***** DATA

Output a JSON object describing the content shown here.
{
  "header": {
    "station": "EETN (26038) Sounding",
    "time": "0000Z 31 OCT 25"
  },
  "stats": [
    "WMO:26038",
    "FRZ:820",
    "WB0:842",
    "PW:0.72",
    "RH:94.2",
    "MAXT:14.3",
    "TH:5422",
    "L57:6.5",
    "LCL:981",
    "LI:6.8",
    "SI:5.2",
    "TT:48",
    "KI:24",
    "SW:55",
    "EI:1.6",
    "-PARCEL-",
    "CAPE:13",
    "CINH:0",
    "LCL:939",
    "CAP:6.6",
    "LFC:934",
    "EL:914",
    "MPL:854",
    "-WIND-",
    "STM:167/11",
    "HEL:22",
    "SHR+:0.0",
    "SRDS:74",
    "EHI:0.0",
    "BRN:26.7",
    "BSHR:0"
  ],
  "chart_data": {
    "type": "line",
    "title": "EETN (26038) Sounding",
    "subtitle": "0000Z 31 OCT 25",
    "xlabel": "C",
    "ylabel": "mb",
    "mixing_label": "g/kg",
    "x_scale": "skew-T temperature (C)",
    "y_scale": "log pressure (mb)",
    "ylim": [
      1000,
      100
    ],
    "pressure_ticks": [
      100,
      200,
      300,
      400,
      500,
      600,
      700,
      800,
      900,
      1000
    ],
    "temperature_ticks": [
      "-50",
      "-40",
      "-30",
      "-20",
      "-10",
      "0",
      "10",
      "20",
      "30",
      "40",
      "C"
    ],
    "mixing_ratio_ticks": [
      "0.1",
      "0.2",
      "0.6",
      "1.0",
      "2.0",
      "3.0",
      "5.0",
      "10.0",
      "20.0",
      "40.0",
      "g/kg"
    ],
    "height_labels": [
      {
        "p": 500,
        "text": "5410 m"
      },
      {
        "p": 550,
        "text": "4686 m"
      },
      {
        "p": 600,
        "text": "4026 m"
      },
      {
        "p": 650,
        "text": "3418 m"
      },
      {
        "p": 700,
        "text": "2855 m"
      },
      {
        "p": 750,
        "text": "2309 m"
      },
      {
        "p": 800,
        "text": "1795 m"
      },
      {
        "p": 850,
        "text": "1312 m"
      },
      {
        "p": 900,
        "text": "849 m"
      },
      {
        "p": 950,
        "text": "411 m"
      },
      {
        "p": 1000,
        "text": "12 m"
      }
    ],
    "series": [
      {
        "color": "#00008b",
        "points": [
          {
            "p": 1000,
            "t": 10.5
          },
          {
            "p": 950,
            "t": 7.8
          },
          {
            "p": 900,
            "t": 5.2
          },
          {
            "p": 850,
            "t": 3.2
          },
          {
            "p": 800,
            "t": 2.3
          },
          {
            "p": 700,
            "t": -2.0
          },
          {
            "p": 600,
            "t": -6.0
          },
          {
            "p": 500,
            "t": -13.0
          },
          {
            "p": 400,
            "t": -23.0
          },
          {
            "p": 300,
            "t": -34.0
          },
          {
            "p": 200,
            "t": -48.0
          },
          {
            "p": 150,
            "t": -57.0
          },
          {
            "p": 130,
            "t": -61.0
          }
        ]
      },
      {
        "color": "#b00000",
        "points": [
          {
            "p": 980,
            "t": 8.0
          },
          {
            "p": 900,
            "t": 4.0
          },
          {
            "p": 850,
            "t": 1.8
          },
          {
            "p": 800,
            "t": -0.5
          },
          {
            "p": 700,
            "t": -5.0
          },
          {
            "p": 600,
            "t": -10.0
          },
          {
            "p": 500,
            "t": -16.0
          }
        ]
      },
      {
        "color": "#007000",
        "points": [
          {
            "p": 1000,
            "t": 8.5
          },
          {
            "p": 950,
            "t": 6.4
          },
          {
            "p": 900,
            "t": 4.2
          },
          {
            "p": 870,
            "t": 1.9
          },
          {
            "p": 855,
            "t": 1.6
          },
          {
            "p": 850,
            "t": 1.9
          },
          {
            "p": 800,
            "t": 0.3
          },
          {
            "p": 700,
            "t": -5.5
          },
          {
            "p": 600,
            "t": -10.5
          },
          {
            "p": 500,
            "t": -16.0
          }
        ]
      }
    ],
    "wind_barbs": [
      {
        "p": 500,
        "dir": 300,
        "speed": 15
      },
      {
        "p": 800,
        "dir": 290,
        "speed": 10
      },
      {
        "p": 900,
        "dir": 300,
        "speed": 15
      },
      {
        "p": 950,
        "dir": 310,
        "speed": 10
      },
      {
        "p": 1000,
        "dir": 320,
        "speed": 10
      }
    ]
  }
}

**********

▶ [YOUR TASK]
Return each line that includes "text".

▶ [RESPONSE TO THIS EXERCISE]
        "text": "5410 m"
        "text": "4686 m"
        "text": "4026 m"
        "text": "3418 m"
        "text": "2855 m"
        "text": "2309 m"
        "text": "1795 m"
        "text": "1312 m"
        "text": "849 m"
        "text": "411 m"
        "text": "12 m"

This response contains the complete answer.